_The exercise:_ In the listing below, how many lines contain the word "proportion"? Please respond with the number only.

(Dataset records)
## START
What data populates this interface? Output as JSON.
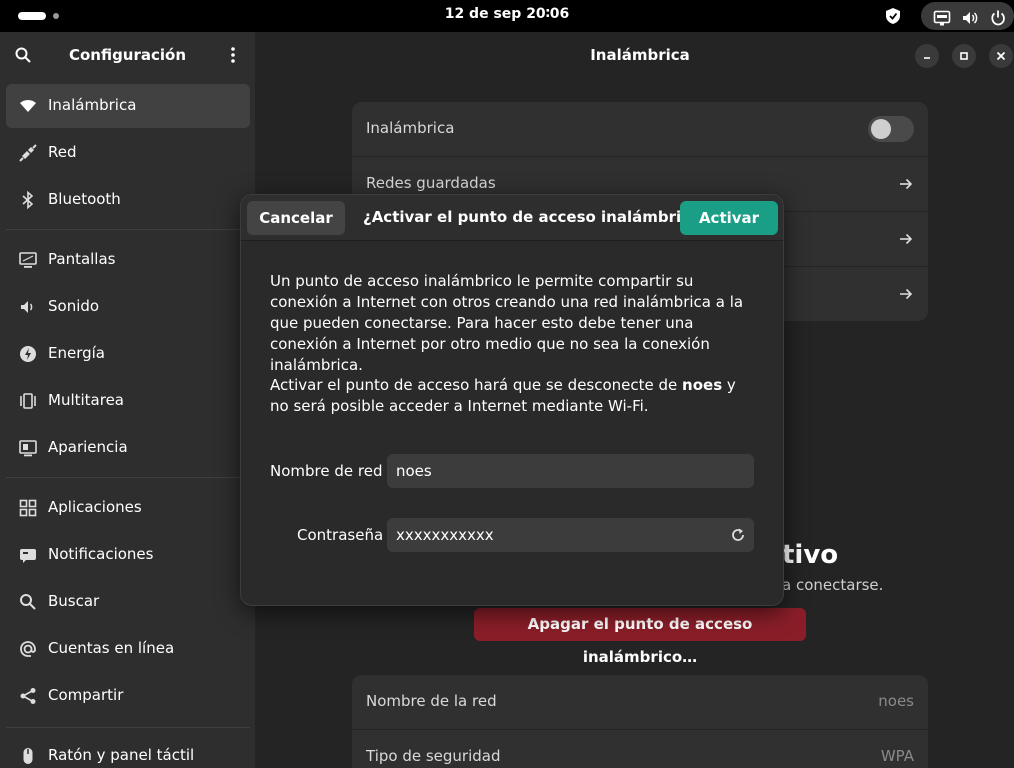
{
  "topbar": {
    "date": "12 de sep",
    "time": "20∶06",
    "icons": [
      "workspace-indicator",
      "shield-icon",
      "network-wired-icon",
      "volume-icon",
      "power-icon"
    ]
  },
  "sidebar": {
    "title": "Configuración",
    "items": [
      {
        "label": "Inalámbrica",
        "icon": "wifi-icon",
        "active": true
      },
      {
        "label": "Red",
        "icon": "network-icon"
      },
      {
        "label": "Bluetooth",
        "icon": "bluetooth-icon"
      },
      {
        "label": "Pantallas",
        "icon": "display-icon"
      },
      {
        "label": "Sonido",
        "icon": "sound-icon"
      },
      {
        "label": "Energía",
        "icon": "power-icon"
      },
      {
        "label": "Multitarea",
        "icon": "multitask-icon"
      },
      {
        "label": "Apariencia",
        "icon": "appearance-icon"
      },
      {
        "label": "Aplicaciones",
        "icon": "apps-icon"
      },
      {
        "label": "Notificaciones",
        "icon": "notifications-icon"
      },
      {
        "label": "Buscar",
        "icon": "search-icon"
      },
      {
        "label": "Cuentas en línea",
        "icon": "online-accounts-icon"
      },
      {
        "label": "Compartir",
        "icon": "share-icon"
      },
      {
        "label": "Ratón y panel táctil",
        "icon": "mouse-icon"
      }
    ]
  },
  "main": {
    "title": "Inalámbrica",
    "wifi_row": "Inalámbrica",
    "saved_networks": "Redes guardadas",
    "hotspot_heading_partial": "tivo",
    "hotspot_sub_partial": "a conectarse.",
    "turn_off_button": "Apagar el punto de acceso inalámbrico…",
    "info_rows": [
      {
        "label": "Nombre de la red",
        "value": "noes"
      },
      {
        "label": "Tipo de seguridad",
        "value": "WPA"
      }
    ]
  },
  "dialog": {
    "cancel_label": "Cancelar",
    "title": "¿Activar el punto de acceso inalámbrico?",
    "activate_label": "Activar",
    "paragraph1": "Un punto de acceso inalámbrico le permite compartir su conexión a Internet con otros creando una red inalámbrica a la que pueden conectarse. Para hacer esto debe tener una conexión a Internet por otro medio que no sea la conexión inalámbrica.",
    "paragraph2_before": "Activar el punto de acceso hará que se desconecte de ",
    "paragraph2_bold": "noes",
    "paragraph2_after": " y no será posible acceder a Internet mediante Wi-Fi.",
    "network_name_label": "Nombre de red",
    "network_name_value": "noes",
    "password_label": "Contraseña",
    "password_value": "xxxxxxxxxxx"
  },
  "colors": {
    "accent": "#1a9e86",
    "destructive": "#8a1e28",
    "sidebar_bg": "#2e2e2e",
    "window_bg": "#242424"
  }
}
## END
## START
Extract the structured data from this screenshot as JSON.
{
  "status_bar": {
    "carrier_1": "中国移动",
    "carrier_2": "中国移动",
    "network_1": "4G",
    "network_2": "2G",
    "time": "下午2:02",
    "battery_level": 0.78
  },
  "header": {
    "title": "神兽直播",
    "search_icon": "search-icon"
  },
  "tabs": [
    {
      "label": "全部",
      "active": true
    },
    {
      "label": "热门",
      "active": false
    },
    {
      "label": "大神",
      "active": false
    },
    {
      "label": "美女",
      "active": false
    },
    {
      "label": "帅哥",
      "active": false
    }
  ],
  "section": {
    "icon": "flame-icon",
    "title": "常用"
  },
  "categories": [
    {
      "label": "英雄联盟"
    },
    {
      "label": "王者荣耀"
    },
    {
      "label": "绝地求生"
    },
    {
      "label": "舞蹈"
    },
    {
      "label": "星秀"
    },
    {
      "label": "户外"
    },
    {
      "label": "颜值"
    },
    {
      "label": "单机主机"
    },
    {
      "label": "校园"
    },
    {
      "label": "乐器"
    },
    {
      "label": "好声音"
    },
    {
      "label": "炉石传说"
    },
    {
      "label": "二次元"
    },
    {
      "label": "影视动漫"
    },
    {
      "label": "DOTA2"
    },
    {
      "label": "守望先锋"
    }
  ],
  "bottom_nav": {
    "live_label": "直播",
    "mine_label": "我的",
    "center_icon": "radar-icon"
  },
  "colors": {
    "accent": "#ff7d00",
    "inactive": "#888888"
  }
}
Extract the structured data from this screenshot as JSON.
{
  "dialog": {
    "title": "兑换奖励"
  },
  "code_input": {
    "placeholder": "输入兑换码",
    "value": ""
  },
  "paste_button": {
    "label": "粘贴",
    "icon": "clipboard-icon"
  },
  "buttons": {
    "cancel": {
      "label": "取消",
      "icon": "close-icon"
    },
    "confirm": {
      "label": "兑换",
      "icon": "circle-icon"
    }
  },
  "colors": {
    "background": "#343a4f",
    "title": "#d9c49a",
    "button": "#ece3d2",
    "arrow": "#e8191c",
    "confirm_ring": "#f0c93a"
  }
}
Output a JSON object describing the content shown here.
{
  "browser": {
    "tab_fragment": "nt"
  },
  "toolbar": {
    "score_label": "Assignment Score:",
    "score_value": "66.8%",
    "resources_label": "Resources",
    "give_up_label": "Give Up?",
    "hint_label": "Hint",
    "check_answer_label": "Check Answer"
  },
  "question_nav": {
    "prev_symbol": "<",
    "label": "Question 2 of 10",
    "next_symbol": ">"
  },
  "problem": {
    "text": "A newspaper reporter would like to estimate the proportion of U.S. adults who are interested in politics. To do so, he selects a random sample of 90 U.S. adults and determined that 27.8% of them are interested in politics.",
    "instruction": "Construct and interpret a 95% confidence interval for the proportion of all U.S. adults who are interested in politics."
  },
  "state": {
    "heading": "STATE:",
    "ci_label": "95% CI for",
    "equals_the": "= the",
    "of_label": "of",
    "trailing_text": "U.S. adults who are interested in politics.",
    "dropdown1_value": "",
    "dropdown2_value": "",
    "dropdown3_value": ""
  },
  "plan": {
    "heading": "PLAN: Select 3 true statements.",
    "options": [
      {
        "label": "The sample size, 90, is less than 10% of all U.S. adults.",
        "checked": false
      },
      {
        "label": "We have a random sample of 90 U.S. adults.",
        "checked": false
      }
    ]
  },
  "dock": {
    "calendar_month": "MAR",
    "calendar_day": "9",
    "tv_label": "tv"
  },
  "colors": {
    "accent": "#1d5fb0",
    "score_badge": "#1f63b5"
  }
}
## END
## START
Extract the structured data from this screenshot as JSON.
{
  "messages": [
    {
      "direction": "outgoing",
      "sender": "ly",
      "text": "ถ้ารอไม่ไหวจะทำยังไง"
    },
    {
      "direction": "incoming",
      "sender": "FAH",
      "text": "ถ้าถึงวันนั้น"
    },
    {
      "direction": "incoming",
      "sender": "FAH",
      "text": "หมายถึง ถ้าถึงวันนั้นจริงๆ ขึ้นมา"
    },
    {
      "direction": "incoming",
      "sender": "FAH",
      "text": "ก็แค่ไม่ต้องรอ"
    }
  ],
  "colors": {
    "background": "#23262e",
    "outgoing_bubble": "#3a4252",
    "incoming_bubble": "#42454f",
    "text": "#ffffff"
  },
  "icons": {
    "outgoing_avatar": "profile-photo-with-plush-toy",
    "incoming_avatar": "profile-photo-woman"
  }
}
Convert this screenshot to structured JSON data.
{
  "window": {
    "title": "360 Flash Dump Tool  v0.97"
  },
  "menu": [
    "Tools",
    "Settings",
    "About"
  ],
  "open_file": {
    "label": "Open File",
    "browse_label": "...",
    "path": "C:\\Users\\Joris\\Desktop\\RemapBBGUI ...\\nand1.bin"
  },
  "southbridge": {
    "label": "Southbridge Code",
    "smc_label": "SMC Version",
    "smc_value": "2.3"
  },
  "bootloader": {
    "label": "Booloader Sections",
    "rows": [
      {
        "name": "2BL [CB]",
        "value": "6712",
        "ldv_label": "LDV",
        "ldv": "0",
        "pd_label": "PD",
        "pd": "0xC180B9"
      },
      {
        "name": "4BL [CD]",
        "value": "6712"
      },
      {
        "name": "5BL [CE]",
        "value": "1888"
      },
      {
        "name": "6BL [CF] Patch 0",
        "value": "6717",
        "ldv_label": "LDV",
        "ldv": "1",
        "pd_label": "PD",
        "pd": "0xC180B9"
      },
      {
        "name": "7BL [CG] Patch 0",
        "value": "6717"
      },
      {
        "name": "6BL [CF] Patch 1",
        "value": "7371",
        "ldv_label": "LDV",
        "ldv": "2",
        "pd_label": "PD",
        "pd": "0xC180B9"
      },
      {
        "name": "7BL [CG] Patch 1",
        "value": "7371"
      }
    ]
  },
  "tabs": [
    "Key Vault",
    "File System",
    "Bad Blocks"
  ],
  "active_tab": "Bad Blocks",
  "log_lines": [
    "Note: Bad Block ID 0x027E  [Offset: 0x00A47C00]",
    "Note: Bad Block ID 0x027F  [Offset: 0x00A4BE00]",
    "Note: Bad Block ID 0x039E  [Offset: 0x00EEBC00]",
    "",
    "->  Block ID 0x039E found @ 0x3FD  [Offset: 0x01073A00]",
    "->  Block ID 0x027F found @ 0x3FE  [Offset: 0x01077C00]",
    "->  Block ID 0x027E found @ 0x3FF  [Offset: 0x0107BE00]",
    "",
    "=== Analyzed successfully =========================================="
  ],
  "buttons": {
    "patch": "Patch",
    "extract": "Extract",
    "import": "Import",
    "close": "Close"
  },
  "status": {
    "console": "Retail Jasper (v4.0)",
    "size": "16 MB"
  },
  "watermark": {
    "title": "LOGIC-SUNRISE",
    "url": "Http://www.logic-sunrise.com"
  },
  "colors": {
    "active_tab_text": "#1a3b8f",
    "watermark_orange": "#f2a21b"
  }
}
## END
_Task answer:_ 2